Given request: Write out the whole listing again, exactly.

** Start **

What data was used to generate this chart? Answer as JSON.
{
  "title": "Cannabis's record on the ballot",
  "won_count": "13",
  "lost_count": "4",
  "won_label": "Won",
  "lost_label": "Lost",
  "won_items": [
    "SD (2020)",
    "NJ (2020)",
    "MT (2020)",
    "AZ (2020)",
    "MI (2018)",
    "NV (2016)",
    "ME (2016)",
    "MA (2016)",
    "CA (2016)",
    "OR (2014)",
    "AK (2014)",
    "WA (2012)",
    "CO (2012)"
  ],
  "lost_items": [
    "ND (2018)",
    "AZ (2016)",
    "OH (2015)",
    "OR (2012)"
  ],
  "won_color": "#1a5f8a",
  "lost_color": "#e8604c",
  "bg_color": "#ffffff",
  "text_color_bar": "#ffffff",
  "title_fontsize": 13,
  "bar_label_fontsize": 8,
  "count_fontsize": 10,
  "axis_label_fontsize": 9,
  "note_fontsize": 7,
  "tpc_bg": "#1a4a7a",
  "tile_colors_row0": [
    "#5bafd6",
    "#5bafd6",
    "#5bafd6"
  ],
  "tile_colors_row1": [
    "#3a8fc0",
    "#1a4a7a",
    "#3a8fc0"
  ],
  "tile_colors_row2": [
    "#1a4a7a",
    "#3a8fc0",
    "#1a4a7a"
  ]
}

** End **

Solution to this task:
What data was used to generate this chart? Answer as JSON.
{
  "title": "Cannabis's record on the ballot",
  "won_count": "13",
  "lost_count": "4",
  "won_label": "Won",
  "lost_label": "Lost",
  "won_items": [
    "SD (2020)",
    "NJ (2020)",
    "MT (2020)",
    "AZ (2020)",
    "MI (2018)",
    "NV (2016)",
    "ME (2016)",
    "MA (2016)",
    "CA (2016)",
    "OR (2014)",
    "AK (2014)",
    "WA (2012)",
    "CO (2012)"
  ],
  "lost_items": [
    "ND (2018)",
    "AZ (2016)",
    "OH (2015)",
    "OR (2012)"
  ],
  "won_color": "#1a5f8a",
  "lost_color": "#e8604c",
  "bg_color": "#ffffff",
  "text_color_bar": "#ffffff",
  "title_fontsize": 13,
  "bar_label_fontsize": 8,
  "count_fontsize": 10,
  "axis_label_fontsize": 9,
  "note_fontsize": 7,
  "tpc_bg": "#1a4a7a",
  "tile_colors_row0": [
    "#5bafd6",
    "#5bafd6",
    "#5bafd6"
  ],
  "tile_colors_row1": [
    "#3a8fc0",
    "#1a4a7a",
    "#3a8fc0"
  ],
  "tile_colors_row2": [
    "#1a4a7a",
    "#3a8fc0",
    "#1a4a7a"
  ]
}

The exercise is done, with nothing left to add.